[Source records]
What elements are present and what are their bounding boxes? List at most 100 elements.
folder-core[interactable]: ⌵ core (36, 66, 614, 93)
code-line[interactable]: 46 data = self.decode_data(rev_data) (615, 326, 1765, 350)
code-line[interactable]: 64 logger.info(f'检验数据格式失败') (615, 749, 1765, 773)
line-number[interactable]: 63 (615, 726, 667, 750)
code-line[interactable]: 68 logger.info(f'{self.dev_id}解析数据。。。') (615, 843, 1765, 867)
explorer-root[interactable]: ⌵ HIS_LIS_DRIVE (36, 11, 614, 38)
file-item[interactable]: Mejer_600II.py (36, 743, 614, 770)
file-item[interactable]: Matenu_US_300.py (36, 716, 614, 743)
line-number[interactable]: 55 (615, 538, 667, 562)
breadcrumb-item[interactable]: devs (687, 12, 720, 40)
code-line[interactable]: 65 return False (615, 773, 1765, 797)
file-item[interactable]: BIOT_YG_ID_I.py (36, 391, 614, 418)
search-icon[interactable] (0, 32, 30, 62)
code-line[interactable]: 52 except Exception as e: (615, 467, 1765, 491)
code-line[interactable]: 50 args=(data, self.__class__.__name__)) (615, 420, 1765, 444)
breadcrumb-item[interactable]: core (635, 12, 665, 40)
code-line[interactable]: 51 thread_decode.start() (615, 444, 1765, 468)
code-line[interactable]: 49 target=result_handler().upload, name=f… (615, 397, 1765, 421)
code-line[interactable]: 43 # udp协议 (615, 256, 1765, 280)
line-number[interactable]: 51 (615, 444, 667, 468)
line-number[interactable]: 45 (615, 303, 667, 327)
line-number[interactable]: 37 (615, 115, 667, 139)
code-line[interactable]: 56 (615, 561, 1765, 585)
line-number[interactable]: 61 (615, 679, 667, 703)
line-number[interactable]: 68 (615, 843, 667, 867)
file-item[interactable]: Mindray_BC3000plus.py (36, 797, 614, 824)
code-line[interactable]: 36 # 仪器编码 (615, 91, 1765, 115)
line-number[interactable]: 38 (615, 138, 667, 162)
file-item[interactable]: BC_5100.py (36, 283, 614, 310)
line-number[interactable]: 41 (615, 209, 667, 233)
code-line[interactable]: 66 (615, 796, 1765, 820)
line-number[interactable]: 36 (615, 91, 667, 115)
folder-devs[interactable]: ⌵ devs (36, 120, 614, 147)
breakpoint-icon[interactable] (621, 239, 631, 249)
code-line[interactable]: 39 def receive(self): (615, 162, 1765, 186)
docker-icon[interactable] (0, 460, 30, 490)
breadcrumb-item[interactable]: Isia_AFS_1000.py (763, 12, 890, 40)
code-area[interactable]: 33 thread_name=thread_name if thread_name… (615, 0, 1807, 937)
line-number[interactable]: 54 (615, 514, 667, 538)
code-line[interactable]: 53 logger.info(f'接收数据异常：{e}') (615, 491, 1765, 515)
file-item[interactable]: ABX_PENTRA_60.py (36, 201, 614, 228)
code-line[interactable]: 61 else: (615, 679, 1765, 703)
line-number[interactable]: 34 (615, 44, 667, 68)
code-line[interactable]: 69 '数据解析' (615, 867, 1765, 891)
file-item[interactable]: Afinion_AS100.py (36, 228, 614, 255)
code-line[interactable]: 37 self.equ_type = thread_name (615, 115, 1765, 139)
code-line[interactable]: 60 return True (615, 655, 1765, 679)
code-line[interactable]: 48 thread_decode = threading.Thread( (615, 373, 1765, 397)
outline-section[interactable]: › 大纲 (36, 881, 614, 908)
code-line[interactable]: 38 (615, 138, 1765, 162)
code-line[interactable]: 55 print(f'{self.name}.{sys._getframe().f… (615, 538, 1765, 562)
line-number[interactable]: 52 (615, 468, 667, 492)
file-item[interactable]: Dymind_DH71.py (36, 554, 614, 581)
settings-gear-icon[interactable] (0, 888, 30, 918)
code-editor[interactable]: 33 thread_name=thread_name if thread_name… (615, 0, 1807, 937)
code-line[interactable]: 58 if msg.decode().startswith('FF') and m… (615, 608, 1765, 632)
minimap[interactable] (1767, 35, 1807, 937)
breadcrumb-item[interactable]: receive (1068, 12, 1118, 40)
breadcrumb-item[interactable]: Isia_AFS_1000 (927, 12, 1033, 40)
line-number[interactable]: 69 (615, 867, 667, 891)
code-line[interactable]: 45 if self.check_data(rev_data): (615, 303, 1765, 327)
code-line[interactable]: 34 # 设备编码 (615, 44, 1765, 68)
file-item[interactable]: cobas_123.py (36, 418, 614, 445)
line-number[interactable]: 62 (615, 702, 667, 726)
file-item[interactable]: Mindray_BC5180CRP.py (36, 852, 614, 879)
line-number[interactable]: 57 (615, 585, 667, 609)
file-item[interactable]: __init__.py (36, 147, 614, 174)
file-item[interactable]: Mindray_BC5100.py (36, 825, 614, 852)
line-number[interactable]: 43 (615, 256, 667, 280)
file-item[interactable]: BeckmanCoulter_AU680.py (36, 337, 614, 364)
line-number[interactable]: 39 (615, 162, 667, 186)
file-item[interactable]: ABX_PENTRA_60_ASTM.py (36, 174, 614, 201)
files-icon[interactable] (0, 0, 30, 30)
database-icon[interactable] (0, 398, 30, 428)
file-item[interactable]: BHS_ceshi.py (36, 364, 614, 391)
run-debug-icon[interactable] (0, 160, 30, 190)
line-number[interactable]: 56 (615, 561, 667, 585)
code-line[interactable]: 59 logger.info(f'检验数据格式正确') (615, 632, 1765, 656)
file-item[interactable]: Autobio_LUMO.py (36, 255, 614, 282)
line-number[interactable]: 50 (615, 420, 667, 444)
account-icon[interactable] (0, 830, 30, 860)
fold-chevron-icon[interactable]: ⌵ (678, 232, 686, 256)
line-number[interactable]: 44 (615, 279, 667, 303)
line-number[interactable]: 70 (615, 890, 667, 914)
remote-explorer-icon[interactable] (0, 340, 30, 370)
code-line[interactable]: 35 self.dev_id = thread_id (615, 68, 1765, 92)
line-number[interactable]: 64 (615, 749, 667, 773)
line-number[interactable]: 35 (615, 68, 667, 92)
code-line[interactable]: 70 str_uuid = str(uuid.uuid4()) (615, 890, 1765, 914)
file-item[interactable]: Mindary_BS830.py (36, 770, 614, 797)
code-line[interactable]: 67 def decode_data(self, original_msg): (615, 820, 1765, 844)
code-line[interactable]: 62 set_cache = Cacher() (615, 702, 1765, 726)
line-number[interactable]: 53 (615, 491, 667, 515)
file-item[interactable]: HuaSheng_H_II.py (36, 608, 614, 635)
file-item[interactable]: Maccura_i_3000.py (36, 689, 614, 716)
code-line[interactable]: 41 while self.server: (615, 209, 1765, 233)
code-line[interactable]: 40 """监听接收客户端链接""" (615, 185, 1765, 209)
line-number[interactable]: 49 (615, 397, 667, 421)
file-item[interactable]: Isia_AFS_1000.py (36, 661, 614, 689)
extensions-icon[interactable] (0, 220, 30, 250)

# [WHAT IS ASKED]
Please copy the data above line for line, with no changes.

# [WRITTEN REPLY]
What elements are present and what are their bounding boxes? List at most 100 elements.
folder-core[interactable]: ⌵ core (36, 66, 614, 93)
code-line[interactable]: 46 data = self.decode_data(rev_data) (615, 326, 1765, 350)
code-line[interactable]: 64 logger.info(f'检验数据格式失败') (615, 749, 1765, 773)
line-number[interactable]: 63 (615, 726, 667, 750)
code-line[interactable]: 68 logger.info(f'{self.dev_id}解析数据。。。') (615, 843, 1765, 867)
explorer-root[interactable]: ⌵ HIS_LIS_DRIVE (36, 11, 614, 38)
file-item[interactable]: Mejer_600II.py (36, 743, 614, 770)
file-item[interactable]: Matenu_US_300.py (36, 716, 614, 743)
line-number[interactable]: 55 (615, 538, 667, 562)
breadcrumb-item[interactable]: devs (687, 12, 720, 40)
code-line[interactable]: 65 return False (615, 773, 1765, 797)
file-item[interactable]: BIOT_YG_ID_I.py (36, 391, 614, 418)
search-icon[interactable] (0, 32, 30, 62)
code-line[interactable]: 52 except Exception as e: (615, 467, 1765, 491)
code-line[interactable]: 50 args=(data, self.__class__.__name__)) (615, 420, 1765, 444)
breadcrumb-item[interactable]: core (635, 12, 665, 40)
code-line[interactable]: 51 thread_decode.start() (615, 444, 1765, 468)
code-line[interactable]: 49 target=result_handler().upload, name=f… (615, 397, 1765, 421)
code-line[interactable]: 43 # udp协议 (615, 256, 1765, 280)
line-number[interactable]: 51 (615, 444, 667, 468)
line-number[interactable]: 45 (615, 303, 667, 327)
line-number[interactable]: 37 (615, 115, 667, 139)
code-line[interactable]: 56 (615, 561, 1765, 585)
line-number[interactable]: 61 (615, 679, 667, 703)
line-number[interactable]: 68 (615, 843, 667, 867)
file-item[interactable]: Mindray_BC3000plus.py (36, 797, 614, 824)
code-line[interactable]: 36 # 仪器编码 (615, 91, 1765, 115)
line-number[interactable]: 38 (615, 138, 667, 162)
file-item[interactable]: BC_5100.py (36, 283, 614, 310)
line-number[interactable]: 41 (615, 209, 667, 233)
code-line[interactable]: 66 (615, 796, 1765, 820)
line-number[interactable]: 36 (615, 91, 667, 115)
folder-devs[interactable]: ⌵ devs (36, 120, 614, 147)
breakpoint-icon[interactable] (621, 239, 631, 249)
code-line[interactable]: 39 def receive(self): (615, 162, 1765, 186)
docker-icon[interactable] (0, 460, 30, 490)
breadcrumb-item[interactable]: Isia_AFS_1000.py (763, 12, 890, 40)
code-area[interactable]: 33 thread_name=thread_name if thread_name… (615, 0, 1807, 937)
line-number[interactable]: 54 (615, 514, 667, 538)
code-line[interactable]: 53 logger.info(f'接收数据异常：{e}') (615, 491, 1765, 515)
file-item[interactable]: ABX_PENTRA_60.py (36, 201, 614, 228)
code-line[interactable]: 61 else: (615, 679, 1765, 703)
line-number[interactable]: 34 (615, 44, 667, 68)
code-line[interactable]: 69 '数据解析' (615, 867, 1765, 891)
file-item[interactable]: Afinion_AS100.py (36, 228, 614, 255)
code-line[interactable]: 37 self.equ_type = thread_name (615, 115, 1765, 139)
code-line[interactable]: 60 return True (615, 655, 1765, 679)
code-line[interactable]: 48 thread_decode = threading.Thread( (615, 373, 1765, 397)
outline-section[interactable]: › 大纲 (36, 881, 614, 908)
code-line[interactable]: 38 (615, 138, 1765, 162)
code-line[interactable]: 55 print(f'{self.name}.{sys._getframe().f… (615, 538, 1765, 562)
line-number[interactable]: 52 (615, 468, 667, 492)
file-item[interactable]: Dymind_DH71.py (36, 554, 614, 581)
settings-gear-icon[interactable] (0, 888, 30, 918)
code-editor[interactable]: 33 thread_name=thread_name if thread_name… (615, 0, 1807, 937)
code-line[interactable]: 58 if msg.decode().startswith('FF') and m… (615, 608, 1765, 632)
minimap[interactable] (1767, 35, 1807, 937)
breadcrumb-item[interactable]: receive (1068, 12, 1118, 40)
breadcrumb-item[interactable]: Isia_AFS_1000 (927, 12, 1033, 40)
line-number[interactable]: 69 (615, 867, 667, 891)
code-line[interactable]: 45 if self.check_data(rev_data): (615, 303, 1765, 327)
code-line[interactable]: 34 # 设备编码 (615, 44, 1765, 68)
file-item[interactable]: cobas_123.py (36, 418, 614, 445)
line-number[interactable]: 62 (615, 702, 667, 726)
file-item[interactable]: Mindray_BC5180CRP.py (36, 852, 614, 879)
line-number[interactable]: 57 (615, 585, 667, 609)
file-item[interactable]: __init__.py (36, 147, 614, 174)
file-item[interactable]: Mindray_BC5100.py (36, 825, 614, 852)
line-number[interactable]: 43 (615, 256, 667, 280)
file-item[interactable]: BeckmanCoulter_AU680.py (36, 337, 614, 364)
line-number[interactable]: 39 (615, 162, 667, 186)
file-item[interactable]: ABX_PENTRA_60_ASTM.py (36, 174, 614, 201)
files-icon[interactable] (0, 0, 30, 30)
database-icon[interactable] (0, 398, 30, 428)
file-item[interactable]: BHS_ceshi.py (36, 364, 614, 391)
run-debug-icon[interactable] (0, 160, 30, 190)
line-number[interactable]: 56 (615, 561, 667, 585)
code-line[interactable]: 59 logger.info(f'检验数据格式正确') (615, 632, 1765, 656)
file-item[interactable]: Autobio_LUMO.py (36, 255, 614, 282)
line-number[interactable]: 50 (615, 420, 667, 444)
account-icon[interactable] (0, 830, 30, 860)
fold-chevron-icon[interactable]: ⌵ (678, 232, 686, 256)
line-number[interactable]: 44 (615, 279, 667, 303)
line-number[interactable]: 70 (615, 890, 667, 914)
remote-explorer-icon[interactable] (0, 340, 30, 370)
code-line[interactable]: 35 self.dev_id = thread_id (615, 68, 1765, 92)
line-number[interactable]: 64 (615, 749, 667, 773)
line-number[interactable]: 35 (615, 68, 667, 92)
code-line[interactable]: 70 str_uuid = str(uuid.uuid4()) (615, 890, 1765, 914)
file-item[interactable]: Mindary_BS830.py (36, 770, 614, 797)
code-line[interactable]: 67 def decode_data(self, original_msg): (615, 820, 1765, 844)
code-line[interactable]: 62 set_cache = Cacher() (615, 702, 1765, 726)
line-number[interactable]: 53 (615, 491, 667, 515)
file-item[interactable]: HuaSheng_H_II.py (36, 608, 614, 635)
file-item[interactable]: Maccura_i_3000.py (36, 689, 614, 716)
code-line[interactable]: 41 while self.server: (615, 209, 1765, 233)
code-line[interactable]: 40 """监听接收客户端链接""" (615, 185, 1765, 209)
line-number[interactable]: 49 (615, 397, 667, 421)
file-item[interactable]: Isia_AFS_1000.py (36, 661, 614, 689)
extensions-icon[interactable] (0, 220, 30, 250)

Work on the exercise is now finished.